## What you should do
Output the entries below exactly as written, omitting pictures.

## Material for this exercise

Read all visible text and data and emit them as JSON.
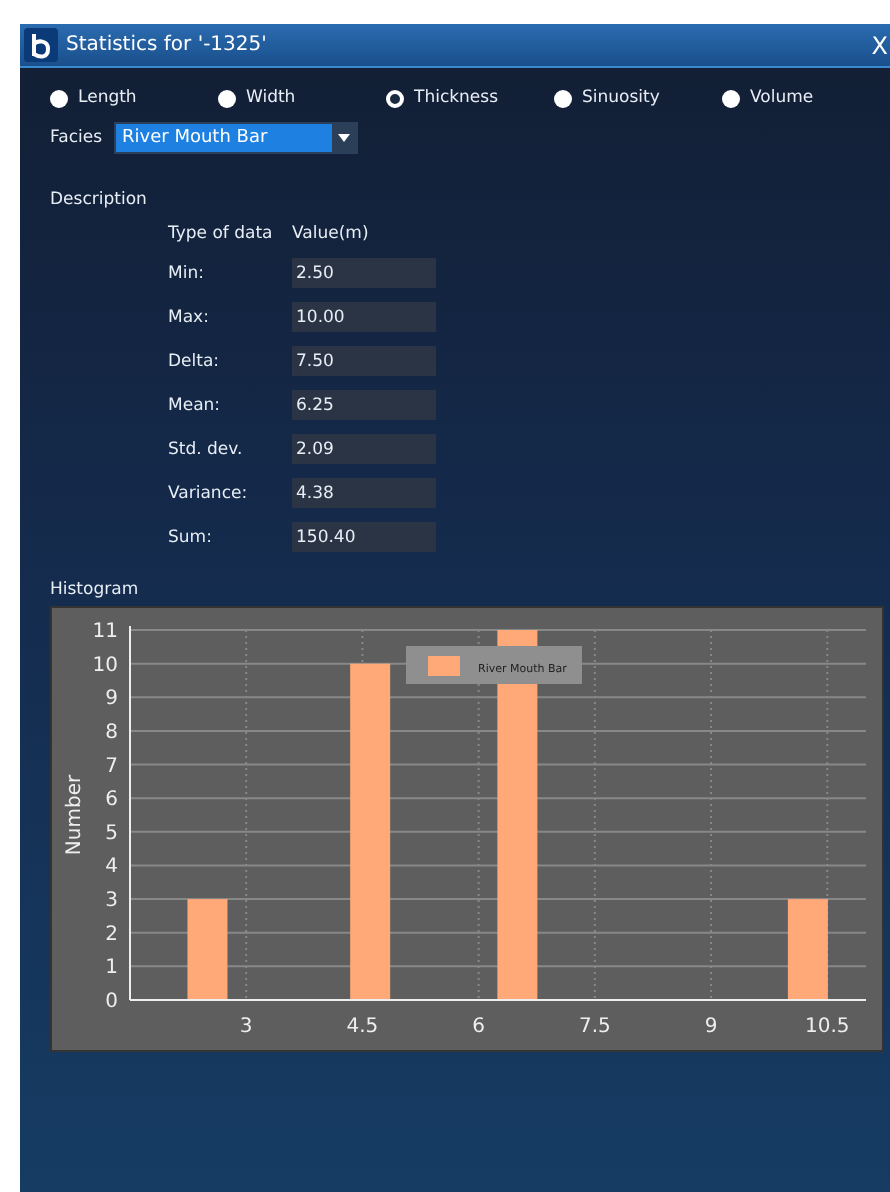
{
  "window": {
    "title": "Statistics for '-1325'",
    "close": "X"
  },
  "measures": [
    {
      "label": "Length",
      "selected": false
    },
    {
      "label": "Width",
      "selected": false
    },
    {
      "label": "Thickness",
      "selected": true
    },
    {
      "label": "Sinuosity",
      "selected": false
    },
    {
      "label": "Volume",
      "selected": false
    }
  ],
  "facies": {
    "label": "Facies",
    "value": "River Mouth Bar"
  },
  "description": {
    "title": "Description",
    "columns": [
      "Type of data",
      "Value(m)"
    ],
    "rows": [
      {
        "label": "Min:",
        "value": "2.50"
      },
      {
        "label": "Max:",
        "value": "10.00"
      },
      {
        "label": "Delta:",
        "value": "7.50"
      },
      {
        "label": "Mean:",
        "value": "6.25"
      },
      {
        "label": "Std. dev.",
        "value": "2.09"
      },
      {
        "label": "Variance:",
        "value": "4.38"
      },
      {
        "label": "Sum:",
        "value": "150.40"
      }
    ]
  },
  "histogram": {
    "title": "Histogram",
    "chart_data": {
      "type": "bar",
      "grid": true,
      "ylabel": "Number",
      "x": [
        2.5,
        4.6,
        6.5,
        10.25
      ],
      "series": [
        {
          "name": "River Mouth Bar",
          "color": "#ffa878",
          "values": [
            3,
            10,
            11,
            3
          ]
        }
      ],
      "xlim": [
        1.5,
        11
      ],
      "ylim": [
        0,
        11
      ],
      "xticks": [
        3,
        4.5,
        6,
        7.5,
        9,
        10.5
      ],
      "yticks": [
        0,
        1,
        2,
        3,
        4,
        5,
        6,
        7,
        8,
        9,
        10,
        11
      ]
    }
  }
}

## Output
Read all visible text and data and emit them as JSON.
{
  "window": {
    "title": "Statistics for '-1325'",
    "close": "X"
  },
  "measures": [
    {
      "label": "Length",
      "selected": false
    },
    {
      "label": "Width",
      "selected": false
    },
    {
      "label": "Thickness",
      "selected": true
    },
    {
      "label": "Sinuosity",
      "selected": false
    },
    {
      "label": "Volume",
      "selected": false
    }
  ],
  "facies": {
    "label": "Facies",
    "value": "River Mouth Bar"
  },
  "description": {
    "title": "Description",
    "columns": [
      "Type of data",
      "Value(m)"
    ],
    "rows": [
      {
        "label": "Min:",
        "value": "2.50"
      },
      {
        "label": "Max:",
        "value": "10.00"
      },
      {
        "label": "Delta:",
        "value": "7.50"
      },
      {
        "label": "Mean:",
        "value": "6.25"
      },
      {
        "label": "Std. dev.",
        "value": "2.09"
      },
      {
        "label": "Variance:",
        "value": "4.38"
      },
      {
        "label": "Sum:",
        "value": "150.40"
      }
    ]
  },
  "histogram": {
    "title": "Histogram",
    "chart_data": {
      "type": "bar",
      "grid": true,
      "ylabel": "Number",
      "x": [
        2.5,
        4.6,
        6.5,
        10.25
      ],
      "series": [
        {
          "name": "River Mouth Bar",
          "color": "#ffa878",
          "values": [
            3,
            10,
            11,
            3
          ]
        }
      ],
      "xlim": [
        1.5,
        11
      ],
      "ylim": [
        0,
        11
      ],
      "xticks": [
        3,
        4.5,
        6,
        7.5,
        9,
        10.5
      ],
      "yticks": [
        0,
        1,
        2,
        3,
        4,
        5,
        6,
        7,
        8,
        9,
        10,
        11
      ]
    }
  }
}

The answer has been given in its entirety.